### The problem
Give back all the data exactly, line by line.

[Start Given records]

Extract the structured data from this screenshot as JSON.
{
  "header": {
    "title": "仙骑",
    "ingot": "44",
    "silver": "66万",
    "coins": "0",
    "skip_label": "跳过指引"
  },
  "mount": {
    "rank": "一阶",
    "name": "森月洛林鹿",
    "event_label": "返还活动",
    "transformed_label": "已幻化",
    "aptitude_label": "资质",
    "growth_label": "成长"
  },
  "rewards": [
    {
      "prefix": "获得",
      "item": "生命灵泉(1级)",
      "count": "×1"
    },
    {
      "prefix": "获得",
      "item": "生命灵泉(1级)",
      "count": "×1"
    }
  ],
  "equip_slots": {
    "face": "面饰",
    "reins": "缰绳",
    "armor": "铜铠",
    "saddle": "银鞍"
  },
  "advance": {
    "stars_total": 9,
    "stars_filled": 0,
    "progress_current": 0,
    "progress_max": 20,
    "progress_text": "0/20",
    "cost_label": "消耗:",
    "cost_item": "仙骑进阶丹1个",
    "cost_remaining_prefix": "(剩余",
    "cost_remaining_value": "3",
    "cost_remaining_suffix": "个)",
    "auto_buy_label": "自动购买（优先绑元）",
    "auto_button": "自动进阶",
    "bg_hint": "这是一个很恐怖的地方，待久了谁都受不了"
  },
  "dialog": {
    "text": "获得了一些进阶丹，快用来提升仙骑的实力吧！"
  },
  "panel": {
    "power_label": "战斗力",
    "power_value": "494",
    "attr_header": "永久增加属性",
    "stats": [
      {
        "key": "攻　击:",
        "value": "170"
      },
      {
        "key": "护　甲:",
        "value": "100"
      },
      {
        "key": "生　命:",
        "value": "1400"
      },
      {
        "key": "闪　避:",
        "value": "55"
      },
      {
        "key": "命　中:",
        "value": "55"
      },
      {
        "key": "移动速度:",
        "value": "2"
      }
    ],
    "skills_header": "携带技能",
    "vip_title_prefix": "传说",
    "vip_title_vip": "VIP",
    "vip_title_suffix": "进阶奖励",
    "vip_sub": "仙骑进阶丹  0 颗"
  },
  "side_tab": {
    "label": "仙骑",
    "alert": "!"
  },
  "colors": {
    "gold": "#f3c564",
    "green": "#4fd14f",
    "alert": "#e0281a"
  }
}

[End Given records]

### Full answer
Extract the structured data from this screenshot as JSON.
{
  "header": {
    "title": "仙骑",
    "ingot": "44",
    "silver": "66万",
    "coins": "0",
    "skip_label": "跳过指引"
  },
  "mount": {
    "rank": "一阶",
    "name": "森月洛林鹿",
    "event_label": "返还活动",
    "transformed_label": "已幻化",
    "aptitude_label": "资质",
    "growth_label": "成长"
  },
  "rewards": [
    {
      "prefix": "获得",
      "item": "生命灵泉(1级)",
      "count": "×1"
    },
    {
      "prefix": "获得",
      "item": "生命灵泉(1级)",
      "count": "×1"
    }
  ],
  "equip_slots": {
    "face": "面饰",
    "reins": "缰绳",
    "armor": "铜铠",
    "saddle": "银鞍"
  },
  "advance": {
    "stars_total": 9,
    "stars_filled": 0,
    "progress_current": 0,
    "progress_max": 20,
    "progress_text": "0/20",
    "cost_label": "消耗:",
    "cost_item": "仙骑进阶丹1个",
    "cost_remaining_prefix": "(剩余",
    "cost_remaining_value": "3",
    "cost_remaining_suffix": "个)",
    "auto_buy_label": "自动购买（优先绑元）",
    "auto_button": "自动进阶",
    "bg_hint": "这是一个很恐怖的地方，待久了谁都受不了"
  },
  "dialog": {
    "text": "获得了一些进阶丹，快用来提升仙骑的实力吧！"
  },
  "panel": {
    "power_label": "战斗力",
    "power_value": "494",
    "attr_header": "永久增加属性",
    "stats": [
      {
        "key": "攻　击:",
        "value": "170"
      },
      {
        "key": "护　甲:",
        "value": "100"
      },
      {
        "key": "生　命:",
        "value": "1400"
      },
      {
        "key": "闪　避:",
        "value": "55"
      },
      {
        "key": "命　中:",
        "value": "55"
      },
      {
        "key": "移动速度:",
        "value": "2"
      }
    ],
    "skills_header": "携带技能",
    "vip_title_prefix": "传说",
    "vip_title_vip": "VIP",
    "vip_title_suffix": "进阶奖励",
    "vip_sub": "仙骑进阶丹  0 颗"
  },
  "side_tab": {
    "label": "仙骑",
    "alert": "!"
  },
  "colors": {
    "gold": "#f3c564",
    "green": "#4fd14f",
    "alert": "#e0281a"
  }
}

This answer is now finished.